- _Request_
In your copy, leave out the pictures and repeat the entries below exactly.

- _Dataset_
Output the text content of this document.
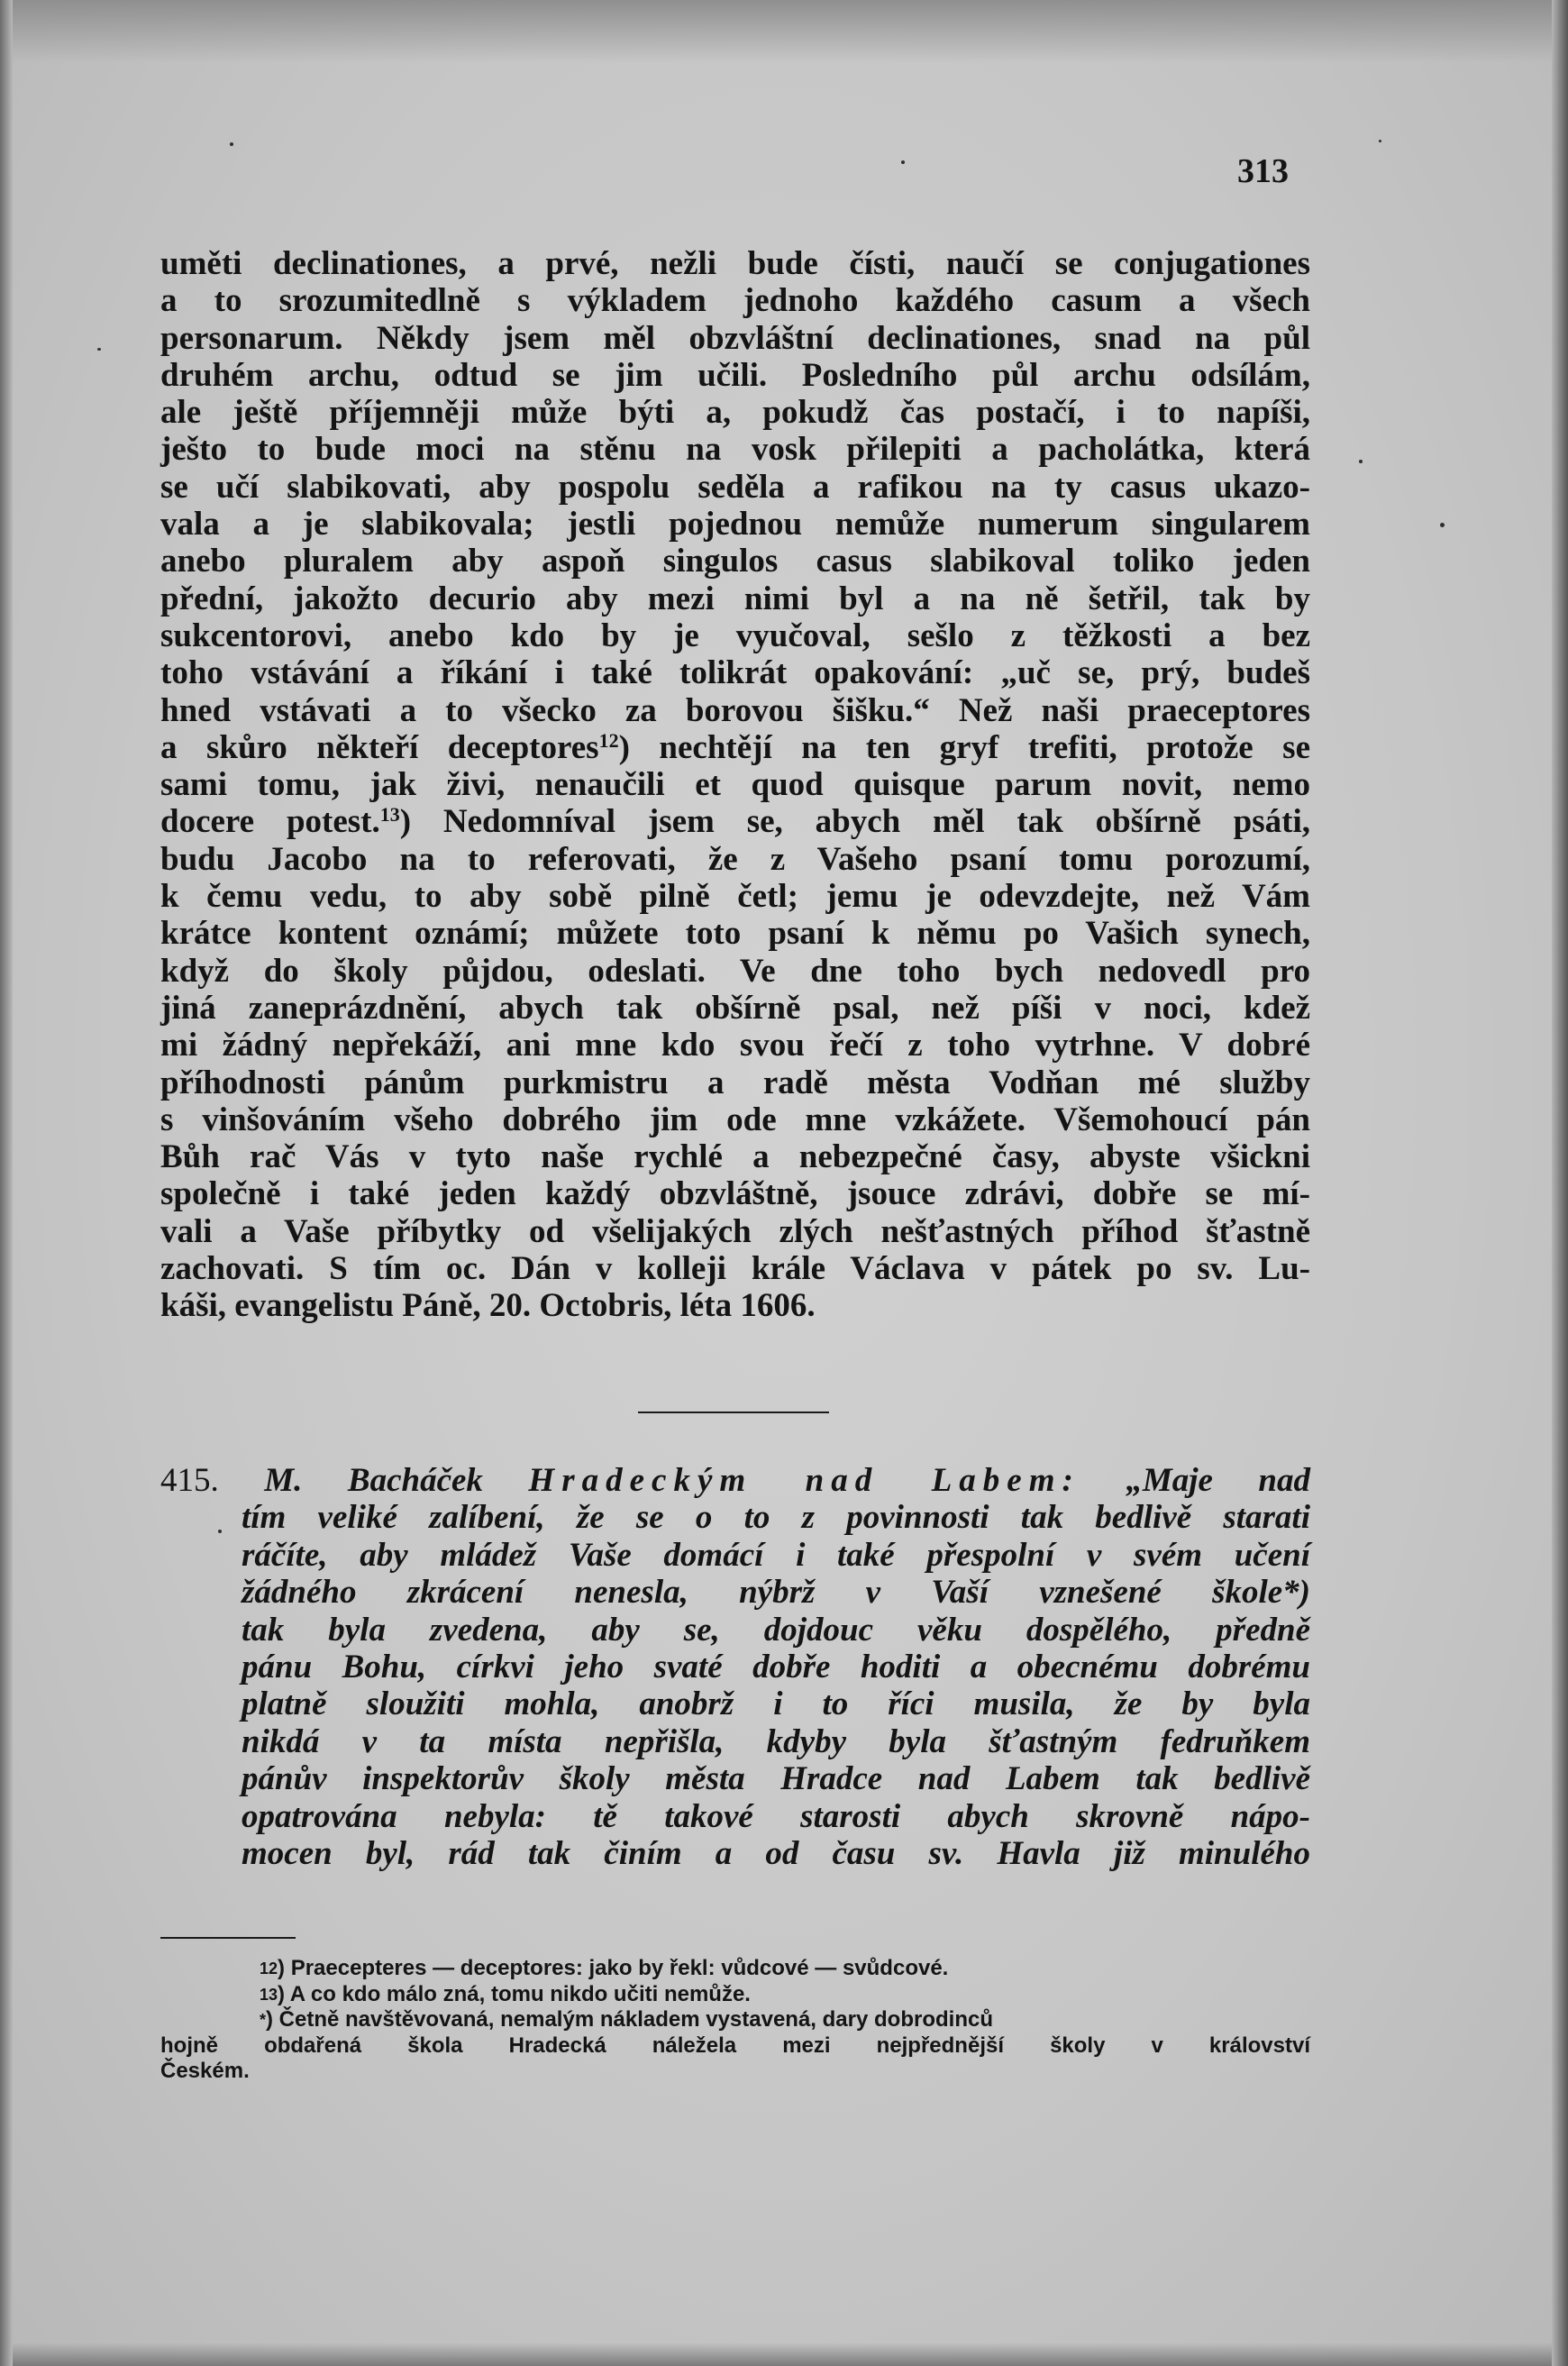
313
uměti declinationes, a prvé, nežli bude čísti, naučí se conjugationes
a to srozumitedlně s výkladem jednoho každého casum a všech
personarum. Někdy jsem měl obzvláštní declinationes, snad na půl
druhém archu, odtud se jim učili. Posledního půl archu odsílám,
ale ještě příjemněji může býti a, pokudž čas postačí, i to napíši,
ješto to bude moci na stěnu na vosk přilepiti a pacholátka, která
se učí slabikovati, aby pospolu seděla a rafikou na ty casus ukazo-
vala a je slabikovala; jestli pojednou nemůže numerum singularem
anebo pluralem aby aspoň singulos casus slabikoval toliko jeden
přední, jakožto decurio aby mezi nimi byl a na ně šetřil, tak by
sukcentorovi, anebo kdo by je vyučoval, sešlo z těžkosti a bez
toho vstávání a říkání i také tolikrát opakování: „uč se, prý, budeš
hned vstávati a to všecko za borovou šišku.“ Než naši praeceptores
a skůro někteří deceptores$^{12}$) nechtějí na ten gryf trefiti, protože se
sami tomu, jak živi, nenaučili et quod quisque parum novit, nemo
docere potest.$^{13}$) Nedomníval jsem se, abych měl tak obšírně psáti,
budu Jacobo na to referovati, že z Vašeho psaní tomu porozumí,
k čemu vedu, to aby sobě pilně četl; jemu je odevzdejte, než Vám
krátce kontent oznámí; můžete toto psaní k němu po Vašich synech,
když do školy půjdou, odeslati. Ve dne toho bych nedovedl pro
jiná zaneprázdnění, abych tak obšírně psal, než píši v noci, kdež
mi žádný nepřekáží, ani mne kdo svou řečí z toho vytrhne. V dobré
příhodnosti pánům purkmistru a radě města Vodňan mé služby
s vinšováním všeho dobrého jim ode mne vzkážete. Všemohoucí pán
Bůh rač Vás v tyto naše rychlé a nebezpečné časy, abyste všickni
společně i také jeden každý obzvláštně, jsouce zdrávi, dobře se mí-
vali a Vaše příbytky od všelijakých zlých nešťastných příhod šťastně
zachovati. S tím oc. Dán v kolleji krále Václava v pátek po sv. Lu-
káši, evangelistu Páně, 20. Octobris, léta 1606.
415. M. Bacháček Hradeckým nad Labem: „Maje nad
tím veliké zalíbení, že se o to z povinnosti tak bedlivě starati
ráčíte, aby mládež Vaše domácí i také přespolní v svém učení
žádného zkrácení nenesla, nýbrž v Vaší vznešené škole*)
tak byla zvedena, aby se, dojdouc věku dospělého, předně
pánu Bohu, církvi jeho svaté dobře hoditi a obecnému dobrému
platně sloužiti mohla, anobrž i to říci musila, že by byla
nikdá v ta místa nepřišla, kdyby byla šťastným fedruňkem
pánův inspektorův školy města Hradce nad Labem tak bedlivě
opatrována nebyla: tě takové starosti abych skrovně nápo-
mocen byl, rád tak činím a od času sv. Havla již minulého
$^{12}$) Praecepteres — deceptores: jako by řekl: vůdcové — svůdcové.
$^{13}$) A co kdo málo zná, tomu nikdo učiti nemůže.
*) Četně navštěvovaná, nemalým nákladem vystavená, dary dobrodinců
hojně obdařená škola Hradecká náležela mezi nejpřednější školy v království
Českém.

- _Completed exercise_
Output the text content of this document.
313
uměti declinationes, a prvé, nežli bude čísti, naučí se conjugationes
a to srozumitedlně s výkladem jednoho každého casum a všech
personarum. Někdy jsem měl obzvláštní declinationes, snad na půl
druhém archu, odtud se jim učili. Posledního půl archu odsílám,
ale ještě příjemněji může býti a, pokudž čas postačí, i to napíši,
ješto to bude moci na stěnu na vosk přilepiti a pacholátka, která
se učí slabikovati, aby pospolu seděla a rafikou na ty casus ukazo-
vala a je slabikovala; jestli pojednou nemůže numerum singularem
anebo pluralem aby aspoň singulos casus slabikoval toliko jeden
přední, jakožto decurio aby mezi nimi byl a na ně šetřil, tak by
sukcentorovi, anebo kdo by je vyučoval, sešlo z těžkosti a bez
toho vstávání a říkání i také tolikrát opakování: „uč se, prý, budeš
hned vstávati a to všecko za borovou šišku.“ Než naši praeceptores
a skůro někteří deceptores$^{12}$) nechtějí na ten gryf trefiti, protože se
sami tomu, jak živi, nenaučili et quod quisque parum novit, nemo
docere potest.$^{13}$) Nedomníval jsem se, abych měl tak obšírně psáti,
budu Jacobo na to referovati, že z Vašeho psaní tomu porozumí,
k čemu vedu, to aby sobě pilně četl; jemu je odevzdejte, než Vám
krátce kontent oznámí; můžete toto psaní k němu po Vašich synech,
když do školy půjdou, odeslati. Ve dne toho bych nedovedl pro
jiná zaneprázdnění, abych tak obšírně psal, než píši v noci, kdež
mi žádný nepřekáží, ani mne kdo svou řečí z toho vytrhne. V dobré
příhodnosti pánům purkmistru a radě města Vodňan mé služby
s vinšováním všeho dobrého jim ode mne vzkážete. Všemohoucí pán
Bůh rač Vás v tyto naše rychlé a nebezpečné časy, abyste všickni
společně i také jeden každý obzvláštně, jsouce zdrávi, dobře se mí-
vali a Vaše příbytky od všelijakých zlých nešťastných příhod šťastně
zachovati. S tím oc. Dán v kolleji krále Václava v pátek po sv. Lu-
káši, evangelistu Páně, 20. Octobris, léta 1606.
415. M. Bacháček Hradeckým nad Labem: „Maje nad
tím veliké zalíbení, že se o to z povinnosti tak bedlivě starati
ráčíte, aby mládež Vaše domácí i také přespolní v svém učení
žádného zkrácení nenesla, nýbrž v Vaší vznešené škole*)
tak byla zvedena, aby se, dojdouc věku dospělého, předně
pánu Bohu, církvi jeho svaté dobře hoditi a obecnému dobrému
platně sloužiti mohla, anobrž i to říci musila, že by byla
nikdá v ta místa nepřišla, kdyby byla šťastným fedruňkem
pánův inspektorův školy města Hradce nad Labem tak bedlivě
opatrována nebyla: tě takové starosti abych skrovně nápo-
mocen byl, rád tak činím a od času sv. Havla již minulého
$^{12}$) Praecepteres — deceptores: jako by řekl: vůdcové — svůdcové.
$^{13}$) A co kdo málo zná, tomu nikdo učiti nemůže.
*) Četně navštěvovaná, nemalým nákladem vystavená, dary dobrodinců
hojně obdařená škola Hradecká náležela mezi nejpřednější školy v království
Českém.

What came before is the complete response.